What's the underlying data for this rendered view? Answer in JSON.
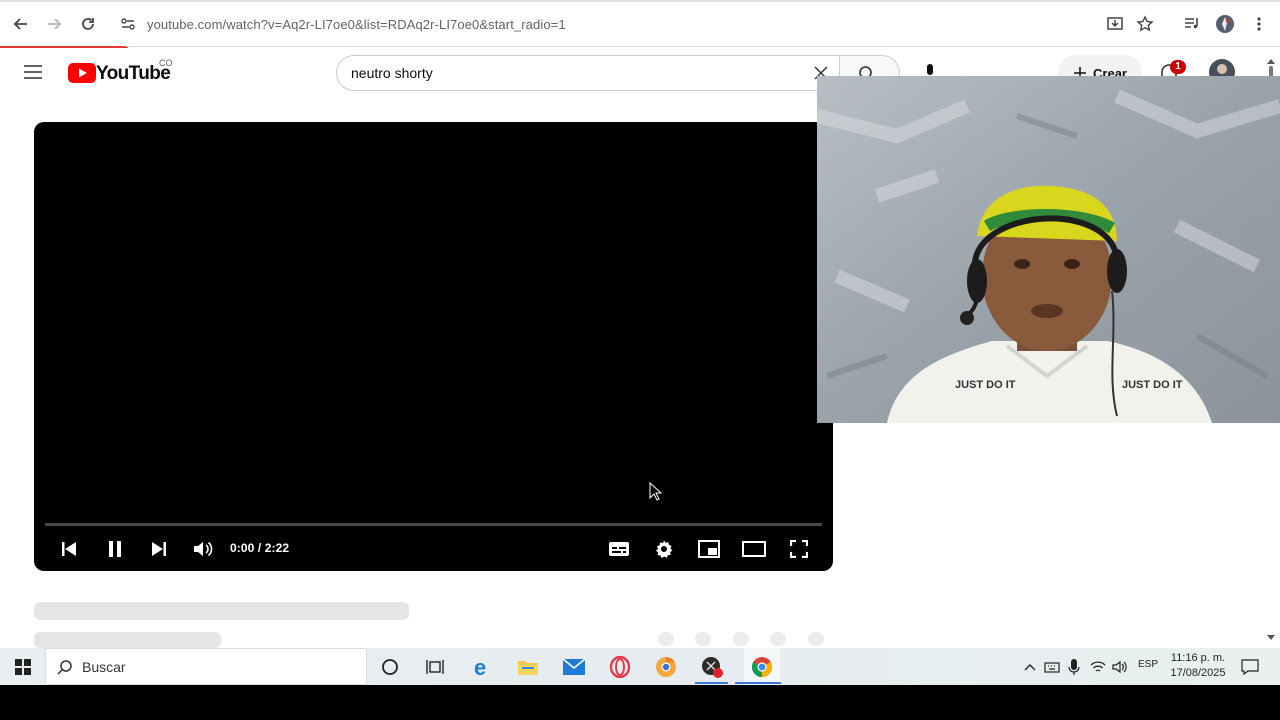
{
  "browser": {
    "url": "youtube.com/watch?v=Aq2r-LI7oe0&list=RDAq2r-LI7oe0&start_radio=1",
    "load_progress": 0.1
  },
  "youtube": {
    "logo_text": "YouTube",
    "country_code": "CO",
    "search_value": "neutro shorty",
    "create_label": "Crear",
    "notification_count": "1",
    "brand_color": "#ff0000"
  },
  "player": {
    "time": "0:00 / 2:22",
    "state": "playing",
    "progress": 0
  },
  "taskbar": {
    "search_label": "Buscar",
    "language": "ESP",
    "time": "11:16 p. m.",
    "date": "17/08/2025"
  }
}
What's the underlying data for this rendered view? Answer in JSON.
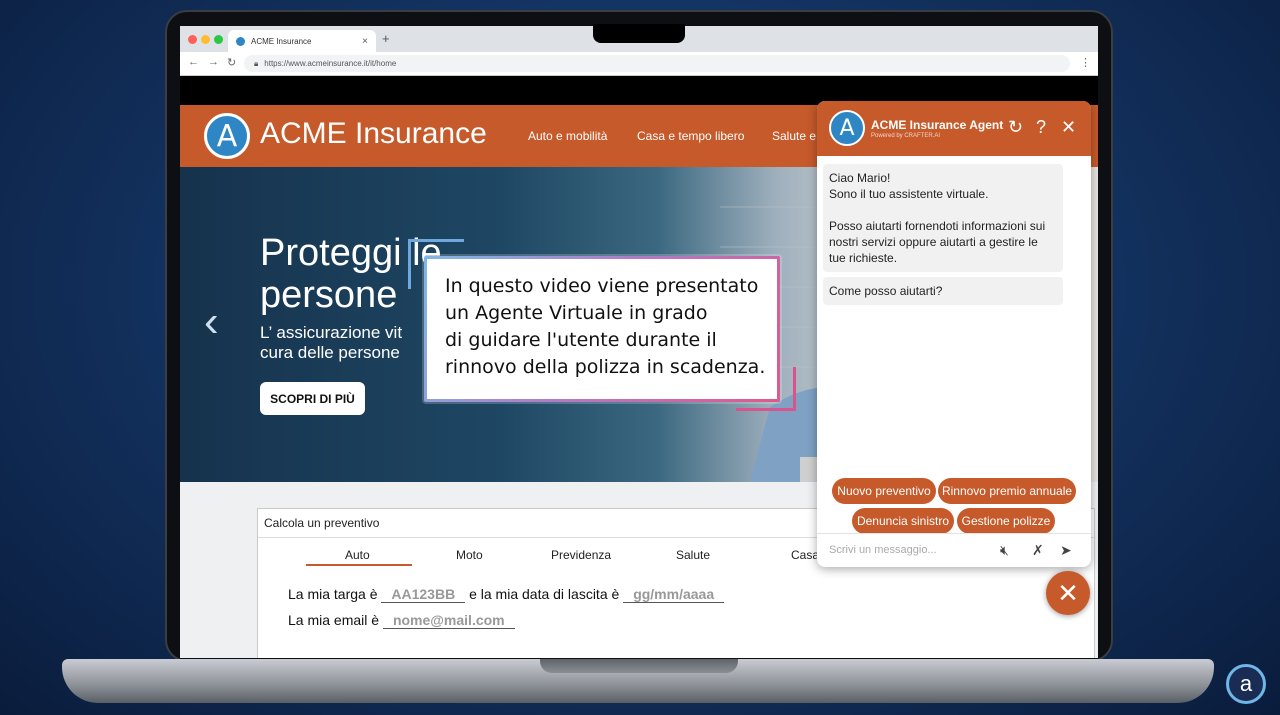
{
  "browser": {
    "tab_title": "ACME Insurance",
    "url": "https://www.acmeinsurance.it/it/home",
    "new_tab_symbol": "+"
  },
  "site": {
    "brand": "ACME Insurance",
    "logo_letter": "A",
    "nav": [
      "Auto e mobilità",
      "Casa e tempo libero",
      "Salute e"
    ],
    "hero": {
      "title_line1": "Proteggi le",
      "title_line2": "persone",
      "subtitle_line1": "L’  assicurazione vit",
      "subtitle_line2": "cura delle persone",
      "cta": "SCOPRI DI PIÙ"
    },
    "quote": {
      "title": "Calcola un preventivo",
      "tabs": [
        "Auto",
        "Moto",
        "Previdenza",
        "Salute",
        "Casa"
      ],
      "row1_prefix": "La mia targa è",
      "plate_placeholder": "AA123BB",
      "row1_middle": "e la mia data di lascita è",
      "date_placeholder": "gg/mm/aaaa",
      "row2_prefix": "La mia email è",
      "email_placeholder": "nome@mail.com"
    }
  },
  "caption": {
    "line1": "In questo video viene presentato",
    "line2": "un Agente Virtuale in grado",
    "line3": "di guidare l'utente durante il",
    "line4": "rinnovo della polizza in scadenza."
  },
  "chat": {
    "title": "ACME Insurance Agent",
    "powered": "Powered by CRAFTER.AI",
    "greeting_1": "Ciao Mario!",
    "greeting_2": "Sono il tuo assistente virtuale.",
    "greeting_3": "Posso aiutarti fornendoti informazioni sui nostri servizi oppure aiutarti a gestire le tue richieste.",
    "question": "Come posso aiutarti?",
    "quick_replies": [
      "Nuovo preventivo",
      "Rinnovo premio annuale",
      "Denuncia sinistro",
      "Gestione polizze"
    ],
    "input_placeholder": "Scrivi un messaggio..."
  },
  "colors": {
    "accent": "#c65a2b",
    "logo_blue": "#2f86c5"
  },
  "icons": [
    "refresh-icon",
    "help-icon",
    "close-icon",
    "mute-speaker-icon",
    "mute-mic-icon",
    "send-icon"
  ]
}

════════

* [Short problem]
Strip out the images, then output the records above word for word.

* [Result of the task]
What's the underlying data for this rendered view? Answer in JSON.
{
  "browser": {
    "url": "youtube.com/watch?v=Aq2r-LI7oe0&list=RDAq2r-LI7oe0&start_radio=1",
    "load_progress": 0.1
  },
  "youtube": {
    "logo_text": "YouTube",
    "country_code": "CO",
    "search_value": "neutro shorty",
    "create_label": "Crear",
    "notification_count": "1",
    "brand_color": "#ff0000"
  },
  "player": {
    "time": "0:00 / 2:22",
    "state": "playing",
    "progress": 0
  },
  "taskbar": {
    "search_label": "Buscar",
    "language": "ESP",
    "time": "11:16 p. m.",
    "date": "17/08/2025"
  }
}
What's the underlying data for this rendered view? Answer in JSON.
{
  "browser": {
    "tab_title": "ACME Insurance",
    "url": "https://www.acmeinsurance.it/it/home",
    "new_tab_symbol": "+"
  },
  "site": {
    "brand": "ACME Insurance",
    "logo_letter": "A",
    "nav": [
      "Auto e mobilità",
      "Casa e tempo libero",
      "Salute e"
    ],
    "hero": {
      "title_line1": "Proteggi le",
      "title_line2": "persone",
      "subtitle_line1": "L’  assicurazione vit",
      "subtitle_line2": "cura delle persone",
      "cta": "SCOPRI DI PIÙ"
    },
    "quote": {
      "title": "Calcola un preventivo",
      "tabs": [
        "Auto",
        "Moto",
        "Previdenza",
        "Salute",
        "Casa"
      ],
      "row1_prefix": "La mia targa è",
      "plate_placeholder": "AA123BB",
      "row1_middle": "e la mia data di lascita è",
      "date_placeholder": "gg/mm/aaaa",
      "row2_prefix": "La mia email è",
      "email_placeholder": "nome@mail.com"
    }
  },
  "caption": {
    "line1": "In questo video viene presentato",
    "line2": "un Agente Virtuale in grado",
    "line3": "di guidare l'utente durante il",
    "line4": "rinnovo della polizza in scadenza."
  },
  "chat": {
    "title": "ACME Insurance Agent",
    "powered": "Powered by CRAFTER.AI",
    "greeting_1": "Ciao Mario!",
    "greeting_2": "Sono il tuo assistente virtuale.",
    "greeting_3": "Posso aiutarti fornendoti informazioni sui nostri servizi oppure aiutarti a gestire le tue richieste.",
    "question": "Come posso aiutarti?",
    "quick_replies": [
      "Nuovo preventivo",
      "Rinnovo premio annuale",
      "Denuncia sinistro",
      "Gestione polizze"
    ],
    "input_placeholder": "Scrivi un messaggio..."
  },
  "colors": {
    "accent": "#c65a2b",
    "logo_blue": "#2f86c5"
  },
  "icons": [
    "refresh-icon",
    "help-icon",
    "close-icon",
    "mute-speaker-icon",
    "mute-mic-icon",
    "send-icon"
  ]
}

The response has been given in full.